↓↓↓

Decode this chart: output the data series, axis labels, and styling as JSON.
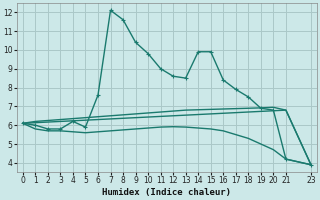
{
  "xlabel": "Humidex (Indice chaleur)",
  "bg_color": "#cce8e8",
  "grid_color": "#aac8c8",
  "line_color": "#1a7a6e",
  "xlim": [
    -0.5,
    23.5
  ],
  "ylim": [
    3.5,
    12.5
  ],
  "xticks": [
    0,
    1,
    2,
    3,
    4,
    5,
    6,
    7,
    8,
    9,
    10,
    11,
    12,
    13,
    14,
    15,
    16,
    17,
    18,
    19,
    20,
    21,
    23
  ],
  "yticks": [
    4,
    5,
    6,
    7,
    8,
    9,
    10,
    11,
    12
  ],
  "series1_x": [
    0,
    1,
    2,
    3,
    4,
    5,
    6,
    7,
    8,
    9,
    10,
    11,
    12,
    13,
    14,
    15,
    16,
    17,
    18,
    19,
    20,
    21,
    23
  ],
  "series1_y": [
    6.1,
    6.0,
    5.8,
    5.8,
    6.2,
    5.9,
    7.6,
    12.1,
    11.6,
    10.4,
    9.8,
    9.0,
    8.6,
    8.5,
    9.9,
    9.9,
    8.4,
    7.9,
    7.5,
    6.9,
    6.8,
    4.2,
    3.9
  ],
  "series2_x": [
    0,
    1,
    2,
    3,
    4,
    5,
    6,
    7,
    8,
    9,
    10,
    11,
    12,
    13,
    14,
    15,
    16,
    17,
    18,
    19,
    20,
    21,
    23
  ],
  "series2_y": [
    6.1,
    6.2,
    6.25,
    6.3,
    6.35,
    6.4,
    6.45,
    6.5,
    6.55,
    6.6,
    6.65,
    6.7,
    6.75,
    6.8,
    6.82,
    6.84,
    6.86,
    6.88,
    6.9,
    6.92,
    6.95,
    6.8,
    3.9
  ],
  "series3_x": [
    0,
    1,
    2,
    3,
    4,
    5,
    6,
    7,
    8,
    9,
    10,
    11,
    12,
    13,
    14,
    15,
    16,
    17,
    18,
    19,
    20,
    21,
    23
  ],
  "series3_y": [
    6.1,
    5.8,
    5.7,
    5.7,
    5.65,
    5.6,
    5.65,
    5.7,
    5.75,
    5.8,
    5.85,
    5.9,
    5.92,
    5.9,
    5.85,
    5.8,
    5.7,
    5.5,
    5.3,
    5.0,
    4.7,
    4.2,
    3.9
  ],
  "series4_x": [
    0,
    21,
    23
  ],
  "series4_y": [
    6.1,
    6.8,
    3.9
  ],
  "marker_size": 3.5,
  "line_width": 1.0
}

↑↑↑

-- Goal --
Leave out the pictures and transcribe the entries above exactly.

-- Reply to the task --
Decode this chart: output the data series, axis labels, and styling as JSON.
{
  "xlabel": "Humidex (Indice chaleur)",
  "bg_color": "#cce8e8",
  "grid_color": "#aac8c8",
  "line_color": "#1a7a6e",
  "xlim": [
    -0.5,
    23.5
  ],
  "ylim": [
    3.5,
    12.5
  ],
  "xticks": [
    0,
    1,
    2,
    3,
    4,
    5,
    6,
    7,
    8,
    9,
    10,
    11,
    12,
    13,
    14,
    15,
    16,
    17,
    18,
    19,
    20,
    21,
    23
  ],
  "yticks": [
    4,
    5,
    6,
    7,
    8,
    9,
    10,
    11,
    12
  ],
  "series1_x": [
    0,
    1,
    2,
    3,
    4,
    5,
    6,
    7,
    8,
    9,
    10,
    11,
    12,
    13,
    14,
    15,
    16,
    17,
    18,
    19,
    20,
    21,
    23
  ],
  "series1_y": [
    6.1,
    6.0,
    5.8,
    5.8,
    6.2,
    5.9,
    7.6,
    12.1,
    11.6,
    10.4,
    9.8,
    9.0,
    8.6,
    8.5,
    9.9,
    9.9,
    8.4,
    7.9,
    7.5,
    6.9,
    6.8,
    4.2,
    3.9
  ],
  "series2_x": [
    0,
    1,
    2,
    3,
    4,
    5,
    6,
    7,
    8,
    9,
    10,
    11,
    12,
    13,
    14,
    15,
    16,
    17,
    18,
    19,
    20,
    21,
    23
  ],
  "series2_y": [
    6.1,
    6.2,
    6.25,
    6.3,
    6.35,
    6.4,
    6.45,
    6.5,
    6.55,
    6.6,
    6.65,
    6.7,
    6.75,
    6.8,
    6.82,
    6.84,
    6.86,
    6.88,
    6.9,
    6.92,
    6.95,
    6.8,
    3.9
  ],
  "series3_x": [
    0,
    1,
    2,
    3,
    4,
    5,
    6,
    7,
    8,
    9,
    10,
    11,
    12,
    13,
    14,
    15,
    16,
    17,
    18,
    19,
    20,
    21,
    23
  ],
  "series3_y": [
    6.1,
    5.8,
    5.7,
    5.7,
    5.65,
    5.6,
    5.65,
    5.7,
    5.75,
    5.8,
    5.85,
    5.9,
    5.92,
    5.9,
    5.85,
    5.8,
    5.7,
    5.5,
    5.3,
    5.0,
    4.7,
    4.2,
    3.9
  ],
  "series4_x": [
    0,
    21,
    23
  ],
  "series4_y": [
    6.1,
    6.8,
    3.9
  ],
  "marker_size": 3.5,
  "line_width": 1.0
}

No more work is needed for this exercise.